> _Given task_
Gather all lines in the entries below that include the word "Geodesia".

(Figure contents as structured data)
** START **

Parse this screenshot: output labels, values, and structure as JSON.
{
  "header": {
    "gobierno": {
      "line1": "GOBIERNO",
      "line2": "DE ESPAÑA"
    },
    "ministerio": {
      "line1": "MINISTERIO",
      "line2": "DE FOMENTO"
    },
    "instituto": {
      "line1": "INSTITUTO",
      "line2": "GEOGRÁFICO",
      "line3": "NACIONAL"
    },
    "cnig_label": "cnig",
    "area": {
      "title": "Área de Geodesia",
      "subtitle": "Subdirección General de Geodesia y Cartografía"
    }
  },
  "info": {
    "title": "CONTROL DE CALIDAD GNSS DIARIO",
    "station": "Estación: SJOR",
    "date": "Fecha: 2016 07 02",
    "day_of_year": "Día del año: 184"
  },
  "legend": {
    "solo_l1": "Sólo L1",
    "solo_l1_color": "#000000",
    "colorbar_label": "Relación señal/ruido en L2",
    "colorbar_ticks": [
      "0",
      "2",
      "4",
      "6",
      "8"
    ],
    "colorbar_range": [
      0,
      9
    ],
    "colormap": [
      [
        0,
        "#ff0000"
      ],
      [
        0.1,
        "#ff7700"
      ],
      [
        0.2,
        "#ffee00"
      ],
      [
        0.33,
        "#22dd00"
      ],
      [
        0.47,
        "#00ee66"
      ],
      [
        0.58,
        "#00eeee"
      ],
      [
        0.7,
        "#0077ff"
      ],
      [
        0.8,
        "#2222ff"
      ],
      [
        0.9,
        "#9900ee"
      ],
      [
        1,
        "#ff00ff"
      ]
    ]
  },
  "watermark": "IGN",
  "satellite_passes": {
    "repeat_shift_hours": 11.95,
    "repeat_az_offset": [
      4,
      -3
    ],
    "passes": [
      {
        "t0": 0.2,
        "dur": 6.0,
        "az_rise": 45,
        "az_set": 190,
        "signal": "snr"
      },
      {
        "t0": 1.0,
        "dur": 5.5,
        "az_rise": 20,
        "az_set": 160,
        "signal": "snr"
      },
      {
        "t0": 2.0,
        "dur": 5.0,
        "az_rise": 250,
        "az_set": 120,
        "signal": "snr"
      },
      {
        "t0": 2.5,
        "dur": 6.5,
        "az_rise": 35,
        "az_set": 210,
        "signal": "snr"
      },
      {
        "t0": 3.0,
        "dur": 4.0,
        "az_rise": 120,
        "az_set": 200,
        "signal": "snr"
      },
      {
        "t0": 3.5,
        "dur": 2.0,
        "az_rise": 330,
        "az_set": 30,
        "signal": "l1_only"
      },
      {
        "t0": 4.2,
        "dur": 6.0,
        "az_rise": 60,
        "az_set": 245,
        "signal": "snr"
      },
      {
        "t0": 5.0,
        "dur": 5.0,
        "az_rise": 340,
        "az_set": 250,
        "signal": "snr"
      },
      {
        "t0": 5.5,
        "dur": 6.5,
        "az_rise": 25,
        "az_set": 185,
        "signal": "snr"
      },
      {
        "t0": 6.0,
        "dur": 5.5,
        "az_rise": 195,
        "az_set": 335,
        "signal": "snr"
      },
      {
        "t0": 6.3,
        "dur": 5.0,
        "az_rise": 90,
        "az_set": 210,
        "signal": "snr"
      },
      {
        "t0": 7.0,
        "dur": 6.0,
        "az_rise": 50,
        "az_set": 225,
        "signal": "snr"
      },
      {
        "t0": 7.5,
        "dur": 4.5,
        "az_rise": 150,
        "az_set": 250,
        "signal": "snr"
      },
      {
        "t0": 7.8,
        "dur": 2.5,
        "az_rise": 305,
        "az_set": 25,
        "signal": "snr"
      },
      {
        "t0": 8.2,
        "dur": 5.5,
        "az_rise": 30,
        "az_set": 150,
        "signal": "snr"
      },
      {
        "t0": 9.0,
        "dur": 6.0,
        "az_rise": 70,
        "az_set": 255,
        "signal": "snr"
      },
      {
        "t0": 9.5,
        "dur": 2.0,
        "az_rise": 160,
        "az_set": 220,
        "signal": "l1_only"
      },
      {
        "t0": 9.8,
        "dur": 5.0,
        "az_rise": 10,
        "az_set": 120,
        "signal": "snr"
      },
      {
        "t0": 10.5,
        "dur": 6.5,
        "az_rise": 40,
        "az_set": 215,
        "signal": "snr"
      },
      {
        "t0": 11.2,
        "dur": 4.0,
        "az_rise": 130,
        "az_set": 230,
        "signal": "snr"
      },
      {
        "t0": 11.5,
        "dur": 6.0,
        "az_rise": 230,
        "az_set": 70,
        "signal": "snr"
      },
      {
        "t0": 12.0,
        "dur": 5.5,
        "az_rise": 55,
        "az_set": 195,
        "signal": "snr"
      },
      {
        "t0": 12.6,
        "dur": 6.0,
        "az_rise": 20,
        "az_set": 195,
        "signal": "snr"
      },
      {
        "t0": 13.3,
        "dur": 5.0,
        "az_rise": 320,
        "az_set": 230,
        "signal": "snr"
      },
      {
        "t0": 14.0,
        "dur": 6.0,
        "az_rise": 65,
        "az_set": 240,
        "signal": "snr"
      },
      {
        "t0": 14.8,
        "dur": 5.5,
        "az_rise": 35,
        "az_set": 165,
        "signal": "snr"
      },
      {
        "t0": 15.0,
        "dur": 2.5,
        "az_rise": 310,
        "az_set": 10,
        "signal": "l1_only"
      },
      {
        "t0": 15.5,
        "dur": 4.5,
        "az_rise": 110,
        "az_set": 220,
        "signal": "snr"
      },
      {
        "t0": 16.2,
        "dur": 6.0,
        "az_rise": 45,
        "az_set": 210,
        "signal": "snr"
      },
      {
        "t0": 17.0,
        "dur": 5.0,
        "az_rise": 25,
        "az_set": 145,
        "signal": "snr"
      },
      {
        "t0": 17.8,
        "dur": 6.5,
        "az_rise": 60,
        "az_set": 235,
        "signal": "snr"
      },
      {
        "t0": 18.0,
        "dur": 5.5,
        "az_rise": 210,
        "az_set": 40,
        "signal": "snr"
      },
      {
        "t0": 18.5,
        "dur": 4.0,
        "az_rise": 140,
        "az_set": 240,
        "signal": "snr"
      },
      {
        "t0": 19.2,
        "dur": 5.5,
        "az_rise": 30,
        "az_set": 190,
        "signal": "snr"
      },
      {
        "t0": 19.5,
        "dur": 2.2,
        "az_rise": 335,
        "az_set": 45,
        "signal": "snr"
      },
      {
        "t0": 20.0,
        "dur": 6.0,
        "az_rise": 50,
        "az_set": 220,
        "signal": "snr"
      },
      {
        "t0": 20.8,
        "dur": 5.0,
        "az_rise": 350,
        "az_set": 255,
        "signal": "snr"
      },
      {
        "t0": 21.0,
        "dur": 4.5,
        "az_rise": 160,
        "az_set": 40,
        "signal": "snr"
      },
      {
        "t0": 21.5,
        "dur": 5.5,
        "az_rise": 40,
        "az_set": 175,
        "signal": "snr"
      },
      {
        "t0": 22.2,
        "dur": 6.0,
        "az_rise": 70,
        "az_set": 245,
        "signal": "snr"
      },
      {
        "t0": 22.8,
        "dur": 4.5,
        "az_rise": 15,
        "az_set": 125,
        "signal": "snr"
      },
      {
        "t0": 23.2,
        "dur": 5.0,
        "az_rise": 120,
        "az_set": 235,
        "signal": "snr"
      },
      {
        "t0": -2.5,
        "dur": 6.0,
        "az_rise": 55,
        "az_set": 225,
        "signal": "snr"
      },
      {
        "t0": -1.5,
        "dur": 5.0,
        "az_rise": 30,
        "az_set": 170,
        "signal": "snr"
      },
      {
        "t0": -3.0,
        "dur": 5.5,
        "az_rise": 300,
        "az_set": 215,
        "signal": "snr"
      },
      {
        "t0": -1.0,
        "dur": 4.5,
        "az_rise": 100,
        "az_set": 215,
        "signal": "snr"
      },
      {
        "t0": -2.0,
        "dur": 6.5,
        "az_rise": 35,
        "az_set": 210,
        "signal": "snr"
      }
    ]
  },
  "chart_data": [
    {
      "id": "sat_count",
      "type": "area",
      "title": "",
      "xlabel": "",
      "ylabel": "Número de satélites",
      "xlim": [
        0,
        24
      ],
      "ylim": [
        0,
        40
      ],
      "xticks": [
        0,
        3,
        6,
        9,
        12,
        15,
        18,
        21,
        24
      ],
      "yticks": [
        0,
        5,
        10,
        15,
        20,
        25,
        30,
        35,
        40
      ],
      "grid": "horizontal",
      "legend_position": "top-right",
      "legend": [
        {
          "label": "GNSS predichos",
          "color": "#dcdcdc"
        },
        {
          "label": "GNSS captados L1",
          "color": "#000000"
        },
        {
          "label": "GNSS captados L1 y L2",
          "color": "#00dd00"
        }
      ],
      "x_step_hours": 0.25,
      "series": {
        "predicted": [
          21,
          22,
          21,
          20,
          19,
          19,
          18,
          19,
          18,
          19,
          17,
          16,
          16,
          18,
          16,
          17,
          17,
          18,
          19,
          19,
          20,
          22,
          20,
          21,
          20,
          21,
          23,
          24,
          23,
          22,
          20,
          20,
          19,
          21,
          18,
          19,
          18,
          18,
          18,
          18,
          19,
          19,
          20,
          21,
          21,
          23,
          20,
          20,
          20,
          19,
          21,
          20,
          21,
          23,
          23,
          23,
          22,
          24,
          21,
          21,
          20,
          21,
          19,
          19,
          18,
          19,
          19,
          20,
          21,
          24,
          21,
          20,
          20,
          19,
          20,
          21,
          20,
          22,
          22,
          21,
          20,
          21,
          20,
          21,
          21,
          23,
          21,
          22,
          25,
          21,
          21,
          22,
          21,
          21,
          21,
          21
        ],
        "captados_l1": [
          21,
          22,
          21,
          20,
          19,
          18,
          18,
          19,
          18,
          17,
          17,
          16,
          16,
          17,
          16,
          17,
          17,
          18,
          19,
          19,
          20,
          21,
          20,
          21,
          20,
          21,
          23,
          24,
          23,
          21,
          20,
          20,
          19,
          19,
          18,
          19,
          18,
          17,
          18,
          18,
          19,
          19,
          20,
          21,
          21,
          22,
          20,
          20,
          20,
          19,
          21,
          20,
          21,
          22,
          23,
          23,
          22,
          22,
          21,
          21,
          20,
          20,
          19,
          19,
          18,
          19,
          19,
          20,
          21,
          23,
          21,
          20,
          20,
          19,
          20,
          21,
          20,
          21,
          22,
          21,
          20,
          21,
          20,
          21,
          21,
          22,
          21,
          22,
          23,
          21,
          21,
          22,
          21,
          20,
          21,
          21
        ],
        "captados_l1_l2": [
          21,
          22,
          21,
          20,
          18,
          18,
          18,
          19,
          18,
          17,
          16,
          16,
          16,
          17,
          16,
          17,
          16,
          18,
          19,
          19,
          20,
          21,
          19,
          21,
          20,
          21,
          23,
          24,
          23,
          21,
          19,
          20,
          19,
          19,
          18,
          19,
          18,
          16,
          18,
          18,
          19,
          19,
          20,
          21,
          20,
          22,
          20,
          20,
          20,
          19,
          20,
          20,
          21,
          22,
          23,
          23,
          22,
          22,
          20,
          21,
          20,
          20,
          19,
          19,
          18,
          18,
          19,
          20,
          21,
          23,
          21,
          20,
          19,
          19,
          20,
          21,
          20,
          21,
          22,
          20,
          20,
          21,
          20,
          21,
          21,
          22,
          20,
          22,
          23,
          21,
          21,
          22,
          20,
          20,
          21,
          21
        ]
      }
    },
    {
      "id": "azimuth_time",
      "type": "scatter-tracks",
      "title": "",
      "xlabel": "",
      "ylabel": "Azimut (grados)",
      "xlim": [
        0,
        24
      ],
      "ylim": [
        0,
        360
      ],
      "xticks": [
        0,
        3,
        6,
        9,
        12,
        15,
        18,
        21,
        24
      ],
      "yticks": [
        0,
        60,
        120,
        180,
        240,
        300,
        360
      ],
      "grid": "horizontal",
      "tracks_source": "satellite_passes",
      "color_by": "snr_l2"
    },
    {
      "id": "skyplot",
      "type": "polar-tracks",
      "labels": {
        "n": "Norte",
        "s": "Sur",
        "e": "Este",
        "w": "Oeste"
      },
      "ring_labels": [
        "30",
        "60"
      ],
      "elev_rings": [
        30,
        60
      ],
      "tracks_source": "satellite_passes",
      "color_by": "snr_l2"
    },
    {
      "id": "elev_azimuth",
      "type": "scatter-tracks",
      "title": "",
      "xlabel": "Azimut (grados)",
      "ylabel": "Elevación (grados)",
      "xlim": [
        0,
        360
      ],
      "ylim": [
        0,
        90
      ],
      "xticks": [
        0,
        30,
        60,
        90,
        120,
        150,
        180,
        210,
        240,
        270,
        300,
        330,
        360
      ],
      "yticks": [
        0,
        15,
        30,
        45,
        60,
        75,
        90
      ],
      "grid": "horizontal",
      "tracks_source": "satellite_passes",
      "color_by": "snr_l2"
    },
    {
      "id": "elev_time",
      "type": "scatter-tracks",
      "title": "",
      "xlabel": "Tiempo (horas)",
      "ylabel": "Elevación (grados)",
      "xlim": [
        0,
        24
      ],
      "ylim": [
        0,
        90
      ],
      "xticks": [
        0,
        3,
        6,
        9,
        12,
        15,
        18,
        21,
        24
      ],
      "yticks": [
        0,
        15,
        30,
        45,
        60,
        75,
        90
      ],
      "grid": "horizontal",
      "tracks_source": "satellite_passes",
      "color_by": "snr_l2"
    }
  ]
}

** END **

> _Output below_
      "title": "Área de Geodesia",
      "subtitle": "Subdirección General de Geodesia y Cartografía"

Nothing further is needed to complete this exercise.